§ **What this task involves**
Each line below that contains "Выбор" counts once; report the total and nothing more.

§ **Information shown**
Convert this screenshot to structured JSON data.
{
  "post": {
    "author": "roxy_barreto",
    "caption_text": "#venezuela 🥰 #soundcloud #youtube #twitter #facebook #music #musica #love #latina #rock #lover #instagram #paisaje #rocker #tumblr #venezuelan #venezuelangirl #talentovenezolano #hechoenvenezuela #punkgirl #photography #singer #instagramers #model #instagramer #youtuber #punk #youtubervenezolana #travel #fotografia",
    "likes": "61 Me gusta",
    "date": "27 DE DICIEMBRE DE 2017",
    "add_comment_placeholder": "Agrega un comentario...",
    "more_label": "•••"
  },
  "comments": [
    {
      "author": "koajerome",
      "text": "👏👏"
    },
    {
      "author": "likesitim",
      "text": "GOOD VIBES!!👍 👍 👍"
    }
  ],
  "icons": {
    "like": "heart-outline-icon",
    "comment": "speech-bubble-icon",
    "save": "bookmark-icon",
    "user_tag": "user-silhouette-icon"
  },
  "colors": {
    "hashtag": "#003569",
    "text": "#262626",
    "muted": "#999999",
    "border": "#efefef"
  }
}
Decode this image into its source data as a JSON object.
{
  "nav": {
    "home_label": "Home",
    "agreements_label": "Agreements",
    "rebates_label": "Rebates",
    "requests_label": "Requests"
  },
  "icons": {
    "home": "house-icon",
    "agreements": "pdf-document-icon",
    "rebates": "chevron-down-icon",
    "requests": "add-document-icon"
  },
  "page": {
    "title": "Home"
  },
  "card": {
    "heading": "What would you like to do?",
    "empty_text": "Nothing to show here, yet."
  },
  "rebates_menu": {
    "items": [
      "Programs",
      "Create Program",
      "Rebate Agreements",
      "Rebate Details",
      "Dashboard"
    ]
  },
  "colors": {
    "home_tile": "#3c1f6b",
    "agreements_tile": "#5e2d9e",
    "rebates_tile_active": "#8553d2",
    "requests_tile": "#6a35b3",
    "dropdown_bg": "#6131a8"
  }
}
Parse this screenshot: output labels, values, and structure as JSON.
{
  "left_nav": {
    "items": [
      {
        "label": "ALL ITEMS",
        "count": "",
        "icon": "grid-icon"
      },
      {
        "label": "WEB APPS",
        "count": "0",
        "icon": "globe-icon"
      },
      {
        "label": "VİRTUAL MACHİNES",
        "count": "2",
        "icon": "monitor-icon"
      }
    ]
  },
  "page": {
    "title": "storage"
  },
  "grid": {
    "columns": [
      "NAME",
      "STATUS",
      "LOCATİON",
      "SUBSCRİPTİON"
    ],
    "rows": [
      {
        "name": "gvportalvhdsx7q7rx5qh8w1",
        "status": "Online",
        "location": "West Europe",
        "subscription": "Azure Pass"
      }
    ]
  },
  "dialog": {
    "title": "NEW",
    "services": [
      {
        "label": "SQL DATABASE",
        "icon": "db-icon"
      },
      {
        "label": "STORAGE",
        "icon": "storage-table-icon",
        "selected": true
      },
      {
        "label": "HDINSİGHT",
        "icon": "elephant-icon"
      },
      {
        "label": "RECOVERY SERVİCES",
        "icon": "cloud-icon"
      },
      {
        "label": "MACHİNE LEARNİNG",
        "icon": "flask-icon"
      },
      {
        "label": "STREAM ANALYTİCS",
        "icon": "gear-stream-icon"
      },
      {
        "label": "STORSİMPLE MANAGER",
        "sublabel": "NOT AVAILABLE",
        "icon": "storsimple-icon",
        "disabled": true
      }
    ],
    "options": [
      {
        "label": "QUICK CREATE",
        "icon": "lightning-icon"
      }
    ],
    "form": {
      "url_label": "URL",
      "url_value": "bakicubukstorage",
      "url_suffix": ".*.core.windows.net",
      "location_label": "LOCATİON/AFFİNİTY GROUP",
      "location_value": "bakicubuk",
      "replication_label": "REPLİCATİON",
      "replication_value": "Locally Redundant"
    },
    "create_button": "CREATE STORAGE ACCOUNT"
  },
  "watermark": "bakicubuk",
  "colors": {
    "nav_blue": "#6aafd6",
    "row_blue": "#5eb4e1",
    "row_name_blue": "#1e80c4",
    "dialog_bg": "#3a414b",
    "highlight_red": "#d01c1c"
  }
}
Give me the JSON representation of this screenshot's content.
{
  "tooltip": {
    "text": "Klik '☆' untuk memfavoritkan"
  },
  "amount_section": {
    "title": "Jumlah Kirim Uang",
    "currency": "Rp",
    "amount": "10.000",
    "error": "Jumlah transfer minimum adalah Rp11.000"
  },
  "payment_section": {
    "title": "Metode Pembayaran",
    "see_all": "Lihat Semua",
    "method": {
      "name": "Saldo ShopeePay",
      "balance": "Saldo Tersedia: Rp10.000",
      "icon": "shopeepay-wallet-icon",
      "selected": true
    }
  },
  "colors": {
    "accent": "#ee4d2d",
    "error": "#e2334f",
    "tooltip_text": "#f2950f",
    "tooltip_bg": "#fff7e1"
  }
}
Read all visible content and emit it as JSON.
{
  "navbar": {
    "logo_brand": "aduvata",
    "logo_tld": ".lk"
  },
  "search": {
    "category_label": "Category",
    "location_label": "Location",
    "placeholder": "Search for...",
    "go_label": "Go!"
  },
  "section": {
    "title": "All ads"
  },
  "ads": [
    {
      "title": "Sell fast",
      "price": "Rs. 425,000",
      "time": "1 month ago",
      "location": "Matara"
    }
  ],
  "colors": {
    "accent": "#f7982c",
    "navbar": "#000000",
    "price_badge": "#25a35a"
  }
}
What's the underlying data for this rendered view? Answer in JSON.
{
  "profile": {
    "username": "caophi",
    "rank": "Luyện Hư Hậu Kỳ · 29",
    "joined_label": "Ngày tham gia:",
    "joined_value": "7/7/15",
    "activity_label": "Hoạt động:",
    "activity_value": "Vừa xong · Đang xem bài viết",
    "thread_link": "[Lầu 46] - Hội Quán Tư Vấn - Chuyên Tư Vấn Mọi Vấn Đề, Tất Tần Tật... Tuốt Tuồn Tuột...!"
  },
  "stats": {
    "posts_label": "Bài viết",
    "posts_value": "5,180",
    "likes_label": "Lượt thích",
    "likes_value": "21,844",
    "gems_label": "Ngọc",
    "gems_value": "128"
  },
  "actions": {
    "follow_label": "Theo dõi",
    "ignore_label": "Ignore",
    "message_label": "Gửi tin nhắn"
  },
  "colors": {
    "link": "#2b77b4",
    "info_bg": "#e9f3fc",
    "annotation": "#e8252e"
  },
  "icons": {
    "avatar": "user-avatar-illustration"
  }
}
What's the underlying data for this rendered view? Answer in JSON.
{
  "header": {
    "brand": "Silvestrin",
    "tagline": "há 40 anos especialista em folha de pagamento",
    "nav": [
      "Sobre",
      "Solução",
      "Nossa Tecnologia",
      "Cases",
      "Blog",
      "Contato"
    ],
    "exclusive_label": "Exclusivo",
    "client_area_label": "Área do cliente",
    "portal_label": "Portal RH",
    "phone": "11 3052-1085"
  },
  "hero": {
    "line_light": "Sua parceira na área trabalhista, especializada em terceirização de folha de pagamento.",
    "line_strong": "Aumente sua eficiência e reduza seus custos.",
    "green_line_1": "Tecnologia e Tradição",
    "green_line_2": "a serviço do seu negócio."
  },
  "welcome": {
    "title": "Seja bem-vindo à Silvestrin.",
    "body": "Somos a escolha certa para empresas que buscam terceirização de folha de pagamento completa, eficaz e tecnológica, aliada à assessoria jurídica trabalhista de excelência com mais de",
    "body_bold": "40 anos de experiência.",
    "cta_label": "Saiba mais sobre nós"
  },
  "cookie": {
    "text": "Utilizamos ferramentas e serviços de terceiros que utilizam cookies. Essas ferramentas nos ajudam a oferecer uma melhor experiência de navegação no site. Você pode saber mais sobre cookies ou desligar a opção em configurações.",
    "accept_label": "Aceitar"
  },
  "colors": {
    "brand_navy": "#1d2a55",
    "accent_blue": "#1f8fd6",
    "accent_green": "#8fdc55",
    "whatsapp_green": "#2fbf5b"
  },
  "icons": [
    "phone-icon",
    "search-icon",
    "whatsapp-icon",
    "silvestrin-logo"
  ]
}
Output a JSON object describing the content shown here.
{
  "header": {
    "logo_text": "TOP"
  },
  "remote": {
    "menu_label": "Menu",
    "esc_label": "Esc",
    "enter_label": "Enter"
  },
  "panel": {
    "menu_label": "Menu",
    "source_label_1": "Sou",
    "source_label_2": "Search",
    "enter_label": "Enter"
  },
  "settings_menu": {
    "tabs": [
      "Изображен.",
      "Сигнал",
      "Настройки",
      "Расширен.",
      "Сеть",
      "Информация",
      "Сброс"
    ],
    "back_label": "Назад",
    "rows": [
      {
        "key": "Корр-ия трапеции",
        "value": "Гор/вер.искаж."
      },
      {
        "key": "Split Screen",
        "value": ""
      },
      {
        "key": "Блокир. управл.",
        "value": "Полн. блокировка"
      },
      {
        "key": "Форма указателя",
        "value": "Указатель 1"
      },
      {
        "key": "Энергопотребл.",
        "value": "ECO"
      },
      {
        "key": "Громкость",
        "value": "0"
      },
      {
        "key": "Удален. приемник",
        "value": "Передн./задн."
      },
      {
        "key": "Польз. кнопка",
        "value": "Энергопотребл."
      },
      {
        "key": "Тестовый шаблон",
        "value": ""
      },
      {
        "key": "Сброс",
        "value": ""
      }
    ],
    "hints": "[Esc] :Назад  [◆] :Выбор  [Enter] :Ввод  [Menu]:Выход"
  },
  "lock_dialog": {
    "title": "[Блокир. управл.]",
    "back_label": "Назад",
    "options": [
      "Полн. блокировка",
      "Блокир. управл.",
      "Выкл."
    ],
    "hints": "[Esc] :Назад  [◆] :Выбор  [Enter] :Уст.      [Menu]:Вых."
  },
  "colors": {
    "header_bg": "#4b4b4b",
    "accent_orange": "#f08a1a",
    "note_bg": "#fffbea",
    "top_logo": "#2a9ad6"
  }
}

§ **Exercise answer**
2